OBJECTIVE –
Write every line of the material out exactly as shown.
***** DATA LISTING
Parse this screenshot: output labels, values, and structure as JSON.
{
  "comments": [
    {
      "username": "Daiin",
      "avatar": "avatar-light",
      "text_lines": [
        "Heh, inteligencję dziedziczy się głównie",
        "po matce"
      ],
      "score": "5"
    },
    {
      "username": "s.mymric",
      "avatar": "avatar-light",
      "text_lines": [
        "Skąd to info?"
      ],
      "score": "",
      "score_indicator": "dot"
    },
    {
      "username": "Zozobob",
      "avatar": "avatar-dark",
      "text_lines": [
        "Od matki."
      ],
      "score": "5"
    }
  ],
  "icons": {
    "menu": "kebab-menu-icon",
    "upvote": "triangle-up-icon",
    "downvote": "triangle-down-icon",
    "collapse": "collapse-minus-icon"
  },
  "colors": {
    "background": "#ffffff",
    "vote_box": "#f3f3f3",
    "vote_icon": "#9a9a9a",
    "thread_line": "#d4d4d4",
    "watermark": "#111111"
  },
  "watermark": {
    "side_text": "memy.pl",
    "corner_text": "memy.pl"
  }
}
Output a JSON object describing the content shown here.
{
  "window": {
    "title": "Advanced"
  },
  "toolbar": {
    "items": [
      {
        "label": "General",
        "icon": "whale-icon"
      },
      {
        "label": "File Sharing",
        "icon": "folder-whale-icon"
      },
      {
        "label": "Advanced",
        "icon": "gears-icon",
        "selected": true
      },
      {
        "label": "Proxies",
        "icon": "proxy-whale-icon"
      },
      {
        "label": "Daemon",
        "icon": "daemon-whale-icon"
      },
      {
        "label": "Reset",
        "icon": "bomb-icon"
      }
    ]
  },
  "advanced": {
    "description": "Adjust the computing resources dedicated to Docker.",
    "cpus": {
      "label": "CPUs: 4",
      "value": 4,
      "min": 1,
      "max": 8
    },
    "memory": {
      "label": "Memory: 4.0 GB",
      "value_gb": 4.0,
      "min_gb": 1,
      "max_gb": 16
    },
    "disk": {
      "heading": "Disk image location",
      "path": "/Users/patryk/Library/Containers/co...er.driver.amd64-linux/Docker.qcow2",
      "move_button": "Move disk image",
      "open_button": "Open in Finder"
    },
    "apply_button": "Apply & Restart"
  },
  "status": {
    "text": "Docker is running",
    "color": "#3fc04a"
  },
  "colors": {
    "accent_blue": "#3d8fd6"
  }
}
**********
TASK ANSWER –
Parse this screenshot: output labels, values, and structure as JSON.
{
  "comments": [
    {
      "username": "Daiin",
      "avatar": "avatar-light",
      "text_lines": [
        "Heh, inteligencję dziedziczy się głównie",
        "po matce"
      ],
      "score": "5"
    },
    {
      "username": "s.mymric",
      "avatar": "avatar-light",
      "text_lines": [
        "Skąd to info?"
      ],
      "score": "",
      "score_indicator": "dot"
    },
    {
      "username": "Zozobob",
      "avatar": "avatar-dark",
      "text_lines": [
        "Od matki."
      ],
      "score": "5"
    }
  ],
  "icons": {
    "menu": "kebab-menu-icon",
    "upvote": "triangle-up-icon",
    "downvote": "triangle-down-icon",
    "collapse": "collapse-minus-icon"
  },
  "colors": {
    "background": "#ffffff",
    "vote_box": "#f3f3f3",
    "vote_icon": "#9a9a9a",
    "thread_line": "#d4d4d4",
    "watermark": "#111111"
  },
  "watermark": {
    "side_text": "memy.pl",
    "corner_text": "memy.pl"
  }
}
Output a JSON object describing the content shown here.
{
  "window": {
    "title": "Advanced"
  },
  "toolbar": {
    "items": [
      {
        "label": "General",
        "icon": "whale-icon"
      },
      {
        "label": "File Sharing",
        "icon": "folder-whale-icon"
      },
      {
        "label": "Advanced",
        "icon": "gears-icon",
        "selected": true
      },
      {
        "label": "Proxies",
        "icon": "proxy-whale-icon"
      },
      {
        "label": "Daemon",
        "icon": "daemon-whale-icon"
      },
      {
        "label": "Reset",
        "icon": "bomb-icon"
      }
    ]
  },
  "advanced": {
    "description": "Adjust the computing resources dedicated to Docker.",
    "cpus": {
      "label": "CPUs: 4",
      "value": 4,
      "min": 1,
      "max": 8
    },
    "memory": {
      "label": "Memory: 4.0 GB",
      "value_gb": 4.0,
      "min_gb": 1,
      "max_gb": 16
    },
    "disk": {
      "heading": "Disk image location",
      "path": "/Users/patryk/Library/Containers/co...er.driver.amd64-linux/Docker.qcow2",
      "move_button": "Move disk image",
      "open_button": "Open in Finder"
    },
    "apply_button": "Apply & Restart"
  },
  "status": {
    "text": "Docker is running",
    "color": "#3fc04a"
  },
  "colors": {
    "accent_blue": "#3d8fd6"
  }
}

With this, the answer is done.